**Exercise aim:**
Write out the lines of every item below word for word, leaving out the pictures.

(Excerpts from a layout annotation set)
--- Begin ---
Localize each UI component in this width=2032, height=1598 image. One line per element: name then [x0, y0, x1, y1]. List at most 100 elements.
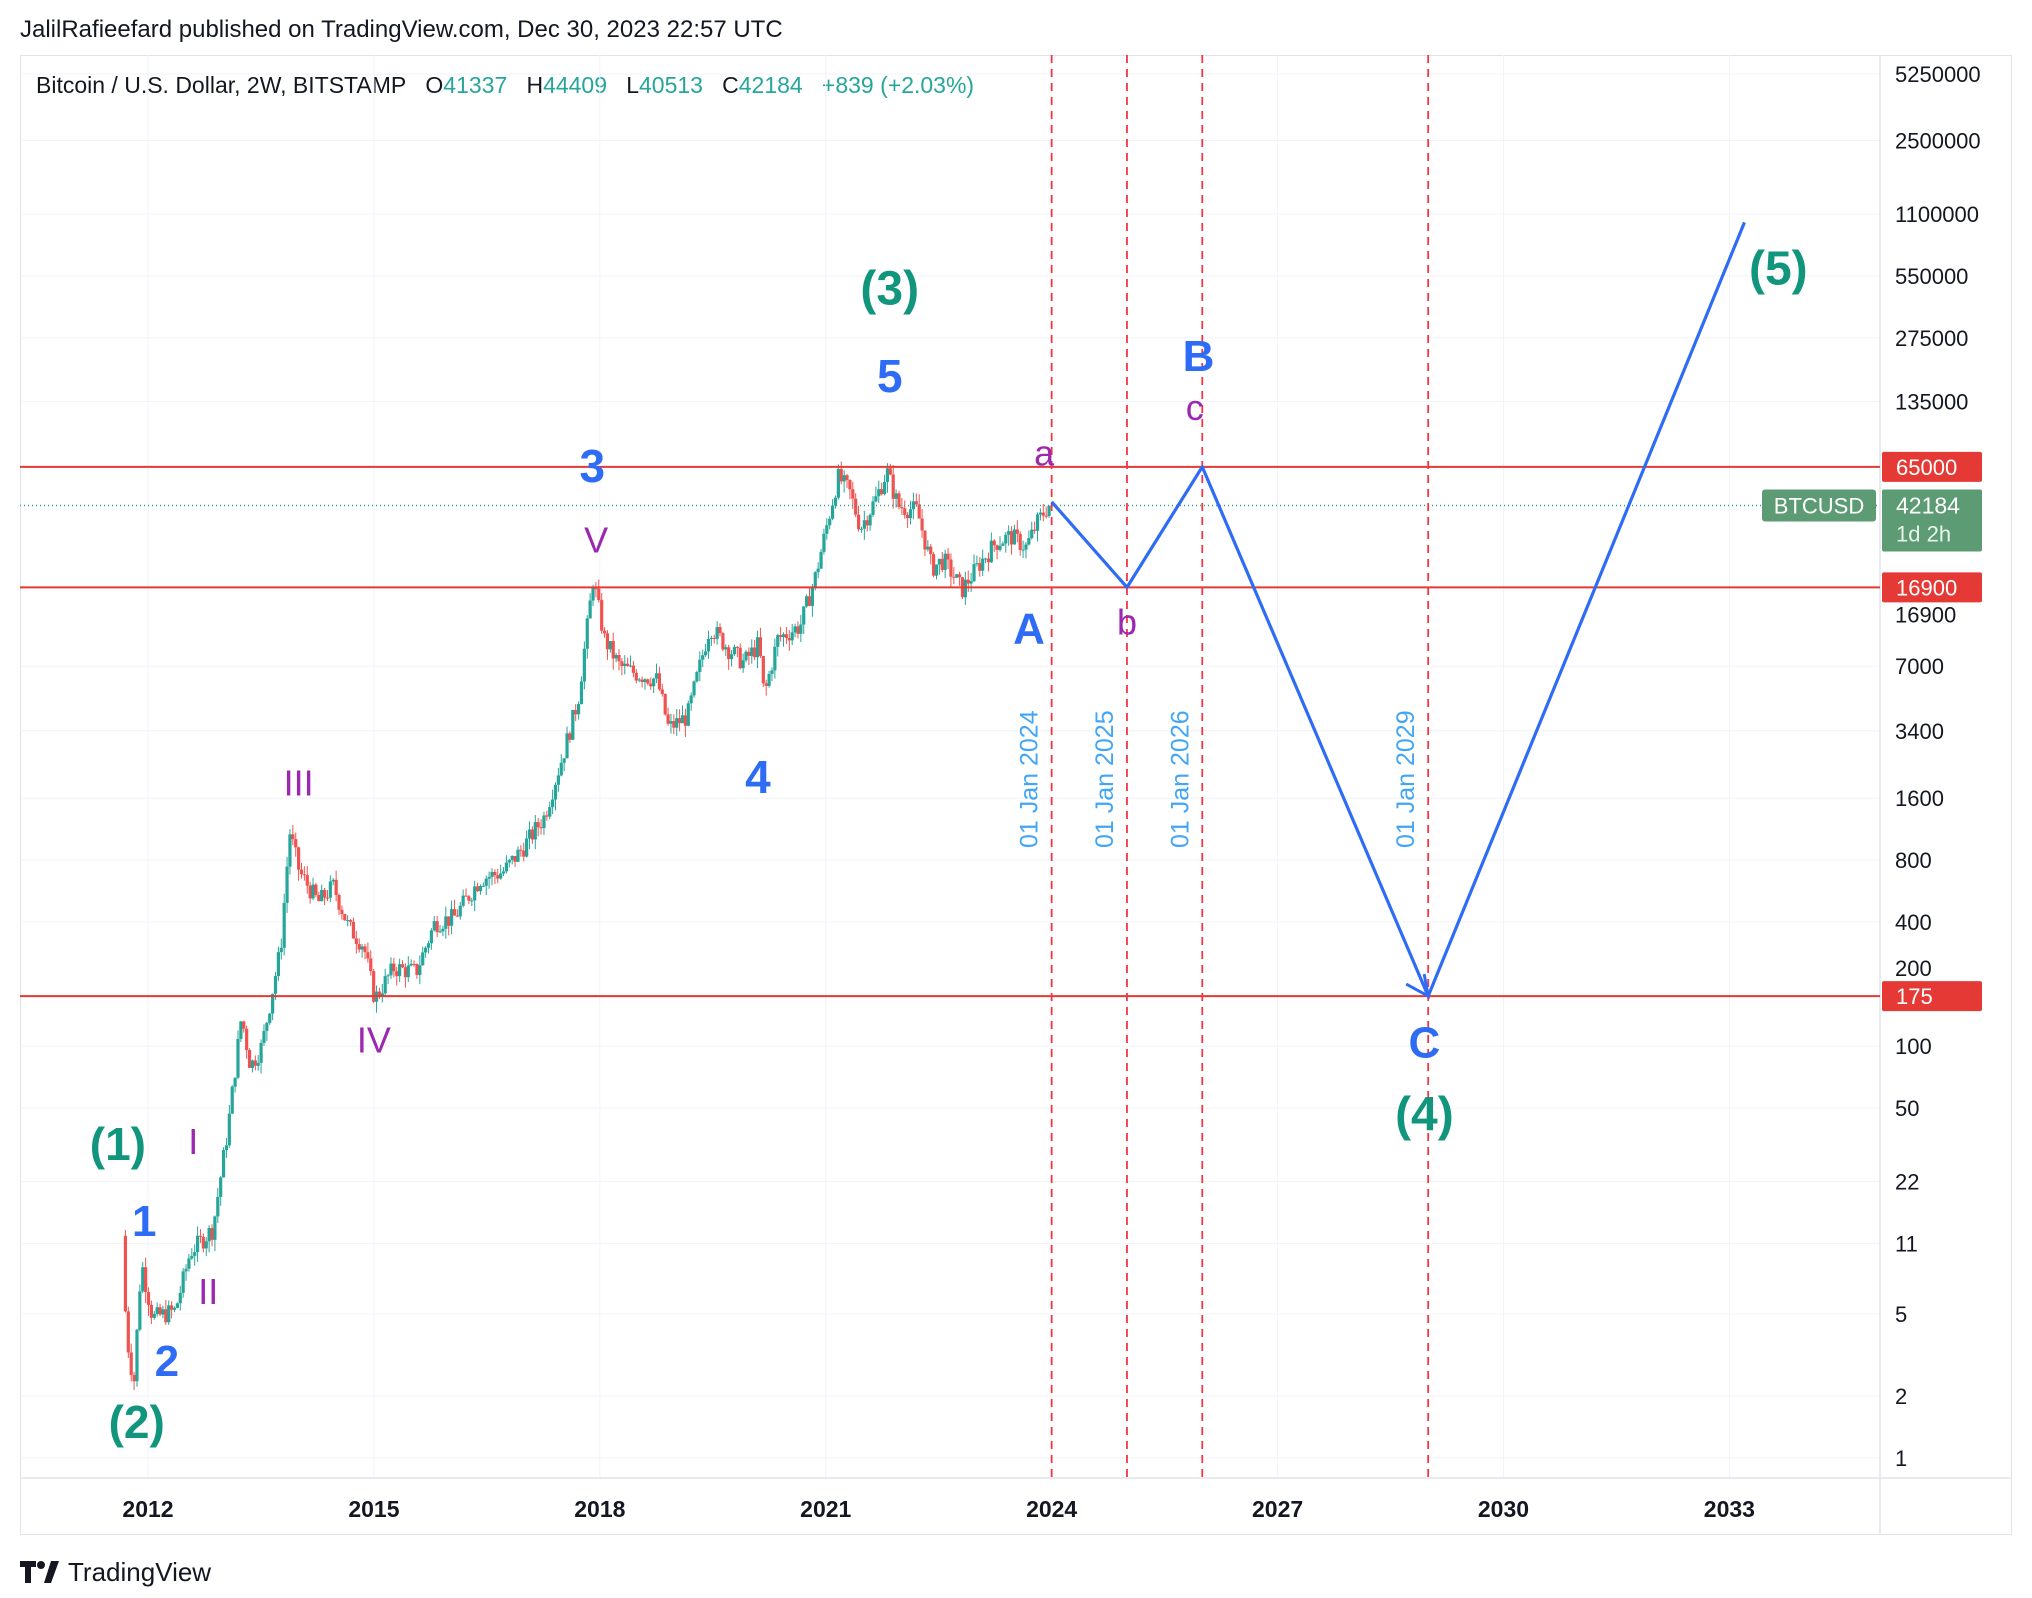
- candle-body: [758, 637, 763, 657]
- tradingview-brand[interactable]: TradingView: [20, 1556, 211, 1588]
- candle-body: [906, 514, 910, 519]
- candle-body: [969, 581, 973, 584]
- candle-body: [221, 1150, 226, 1178]
- candle-body: [510, 856, 514, 860]
- wave-label: V: [584, 519, 608, 560]
- candle-body: [955, 574, 959, 578]
- candle-body: [190, 1255, 194, 1259]
- candle-body: [957, 574, 962, 578]
- candle-body: [144, 1267, 148, 1293]
- candle-body: [776, 635, 780, 647]
- candle-body: [747, 651, 751, 656]
- candle-body: [602, 630, 607, 634]
- candle-body: [900, 506, 904, 509]
- candle-body: [848, 479, 852, 490]
- candle-body: [634, 672, 638, 681]
- wave-label: IV: [357, 1020, 391, 1061]
- candle-body: [438, 931, 442, 933]
- candle-body: [1035, 514, 1040, 531]
- candle-body: [822, 533, 826, 552]
- x-tick-label: 2012: [122, 1496, 173, 1522]
- candle-body: [908, 509, 913, 519]
- candle-body: [354, 938, 358, 944]
- candle-body: [698, 659, 702, 673]
- candle-body: [854, 498, 858, 515]
- candle-body: [343, 914, 347, 921]
- candle-body: [810, 587, 814, 606]
- candle-body: [874, 496, 878, 502]
- candle-body: [519, 849, 523, 851]
- candle-body: [807, 596, 812, 606]
- y-tick-label: 100: [1895, 1034, 1932, 1059]
- wave-label: (5): [1749, 242, 1808, 295]
- candle-body: [227, 1113, 231, 1146]
- tradingview-logo-icon: [20, 1561, 59, 1583]
- candle-body: [415, 963, 419, 975]
- y-tick-label: 11: [1895, 1232, 1918, 1257]
- candle-body: [715, 627, 719, 639]
- candle-body: [386, 975, 390, 977]
- candle-body: [409, 963, 413, 966]
- candle-body: [473, 886, 477, 901]
- candle-body: [297, 847, 301, 870]
- candle-body: [424, 947, 428, 953]
- candle-body: [435, 921, 439, 933]
- date-marker-label: 01 Jan 2025: [1091, 710, 1119, 848]
- candle-body: [1038, 512, 1043, 515]
- candle-body: [184, 1268, 188, 1272]
- candle-body: [692, 681, 696, 696]
- candle-body: [678, 718, 682, 724]
- candle-body: [779, 635, 783, 638]
- candle-body: [351, 921, 356, 939]
- candle-body: [123, 1235, 128, 1312]
- bar-timer-label: 1d 2h: [1896, 522, 1951, 547]
- candle-body: [640, 679, 644, 682]
- candle-body: [1041, 512, 1045, 516]
- candle-body: [496, 875, 500, 879]
- candle-body: [608, 641, 612, 650]
- candle-body: [193, 1252, 197, 1256]
- candle-body: [989, 540, 993, 563]
- candle-body: [527, 829, 532, 839]
- candle-body: [279, 947, 283, 953]
- candle-body: [288, 834, 292, 867]
- candle-body: [265, 1022, 269, 1031]
- candle-body: [204, 1241, 208, 1249]
- candle-body: [461, 895, 465, 906]
- candle-body: [1047, 505, 1051, 516]
- candle-body: [245, 1028, 249, 1050]
- candle-body: [366, 952, 370, 959]
- wave-label: 5: [877, 350, 903, 402]
- candle-body: [978, 563, 982, 571]
- candle-body: [926, 546, 930, 550]
- wave-label: (4): [1395, 1088, 1454, 1141]
- level-badge: [1882, 572, 1982, 603]
- candle-body: [600, 600, 604, 631]
- candle-body: [646, 679, 650, 684]
- candle-body: [998, 545, 1002, 550]
- candle-body: [675, 718, 679, 728]
- candle-body: [377, 991, 382, 996]
- candle-body: [666, 714, 670, 724]
- candle-body: [773, 646, 777, 671]
- candle-body: [389, 963, 393, 976]
- candle-body: [992, 540, 996, 546]
- candle-body: [447, 916, 451, 926]
- candle-body: [501, 871, 506, 874]
- candle-body: [380, 993, 384, 996]
- candle-body: [311, 884, 315, 899]
- candle-body: [181, 1271, 185, 1293]
- candle-body: [802, 606, 806, 625]
- projection-arrowhead: [1405, 973, 1431, 999]
- candle-body: [348, 920, 353, 922]
- candle-body: [167, 1305, 171, 1323]
- candle-body: [467, 896, 471, 901]
- candle-body: [149, 1304, 154, 1318]
- candle-body: [164, 1309, 168, 1323]
- candle-body: [484, 878, 488, 886]
- candle-body: [865, 520, 869, 526]
- chart-panel[interactable]: [20, 55, 2012, 1535]
- candle-body: [859, 528, 864, 530]
- candle-body: [155, 1307, 159, 1314]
--- End ---
**Finished exercise:**
Localize each UI component in this width=2032, height=1598 image. One line per element: name then [x0, y0, x1, y1]. List at most 100 elements.
- candle-body: [758, 637, 763, 657]
- tradingview-brand[interactable]: TradingView: [20, 1556, 211, 1588]
- candle-body: [906, 514, 910, 519]
- candle-body: [969, 581, 973, 584]
- candle-body: [221, 1150, 226, 1178]
- candle-body: [510, 856, 514, 860]
- wave-label: V: [584, 519, 608, 560]
- candle-body: [955, 574, 959, 578]
- candle-body: [190, 1255, 194, 1259]
- candle-body: [957, 574, 962, 578]
- candle-body: [144, 1267, 148, 1293]
- candle-body: [776, 635, 780, 647]
- candle-body: [747, 651, 751, 656]
- candle-body: [602, 630, 607, 634]
- candle-body: [900, 506, 904, 509]
- candle-body: [848, 479, 852, 490]
- candle-body: [634, 672, 638, 681]
- wave-label: IV: [357, 1020, 391, 1061]
- candle-body: [438, 931, 442, 933]
- candle-body: [1035, 514, 1040, 531]
- candle-body: [822, 533, 826, 552]
- x-tick-label: 2012: [122, 1496, 173, 1522]
- candle-body: [908, 509, 913, 519]
- candle-body: [354, 938, 358, 944]
- candle-body: [698, 659, 702, 673]
- candle-body: [854, 498, 858, 515]
- candle-body: [343, 914, 347, 921]
- candle-body: [810, 587, 814, 606]
- candle-body: [874, 496, 878, 502]
- candle-body: [519, 849, 523, 851]
- candle-body: [807, 596, 812, 606]
- y-tick-label: 100: [1895, 1034, 1932, 1059]
- wave-label: (5): [1749, 242, 1808, 295]
- candle-body: [227, 1113, 231, 1146]
- tradingview-logo-icon: [20, 1561, 59, 1583]
- candle-body: [415, 963, 419, 975]
- y-tick-label: 11: [1895, 1232, 1918, 1257]
- candle-body: [715, 627, 719, 639]
- candle-body: [386, 975, 390, 977]
- candle-body: [409, 963, 413, 966]
- candle-body: [473, 886, 477, 901]
- candle-body: [297, 847, 301, 870]
- candle-body: [424, 947, 428, 953]
- candle-body: [435, 921, 439, 933]
- date-marker-label: 01 Jan 2025: [1091, 710, 1119, 848]
- candle-body: [1038, 512, 1043, 515]
- candle-body: [184, 1268, 188, 1272]
- candle-body: [692, 681, 696, 696]
- candle-body: [678, 718, 682, 724]
- candle-body: [779, 635, 783, 638]
- candle-body: [351, 921, 356, 939]
- candle-body: [123, 1235, 128, 1312]
- bar-timer-label: 1d 2h: [1896, 522, 1951, 547]
- candle-body: [640, 679, 644, 682]
- candle-body: [1041, 512, 1045, 516]
- candle-body: [496, 875, 500, 879]
- candle-body: [608, 641, 612, 650]
- candle-body: [193, 1252, 197, 1256]
- candle-body: [989, 540, 993, 563]
- candle-body: [527, 829, 532, 839]
- candle-body: [279, 947, 283, 953]
- candle-body: [288, 834, 292, 867]
- candle-body: [265, 1022, 269, 1031]
- candle-body: [204, 1241, 208, 1249]
- candle-body: [461, 895, 465, 906]
- candle-body: [1047, 505, 1051, 516]
- candle-body: [245, 1028, 249, 1050]
- candle-body: [366, 952, 370, 959]
- wave-label: 5: [877, 350, 903, 402]
- candle-body: [978, 563, 982, 571]
- candle-body: [926, 546, 930, 550]
- wave-label: (4): [1395, 1088, 1454, 1141]
- level-badge: [1882, 572, 1982, 603]
- candle-body: [600, 600, 604, 631]
- candle-body: [646, 679, 650, 684]
- candle-body: [998, 545, 1002, 550]
- candle-body: [675, 718, 679, 728]
- candle-body: [377, 991, 382, 996]
- candle-body: [666, 714, 670, 724]
- candle-body: [773, 646, 777, 671]
- candle-body: [389, 963, 393, 976]
- candle-body: [992, 540, 996, 546]
- candle-body: [447, 916, 451, 926]
- candle-body: [501, 871, 506, 874]
- candle-body: [380, 993, 384, 996]
- candle-body: [311, 884, 315, 899]
- candle-body: [181, 1271, 185, 1293]
- candle-body: [802, 606, 806, 625]
- projection-arrowhead: [1405, 973, 1431, 999]
- candle-body: [348, 920, 353, 922]
- candle-body: [167, 1305, 171, 1323]
- candle-body: [467, 896, 471, 901]
- candle-body: [149, 1304, 154, 1318]
- candle-body: [164, 1309, 168, 1323]
- candle-body: [484, 878, 488, 886]
- candle-body: [865, 520, 869, 526]
- chart-panel[interactable]: [20, 55, 2012, 1535]
- candle-body: [859, 528, 864, 530]
- candle-body: [155, 1307, 159, 1314]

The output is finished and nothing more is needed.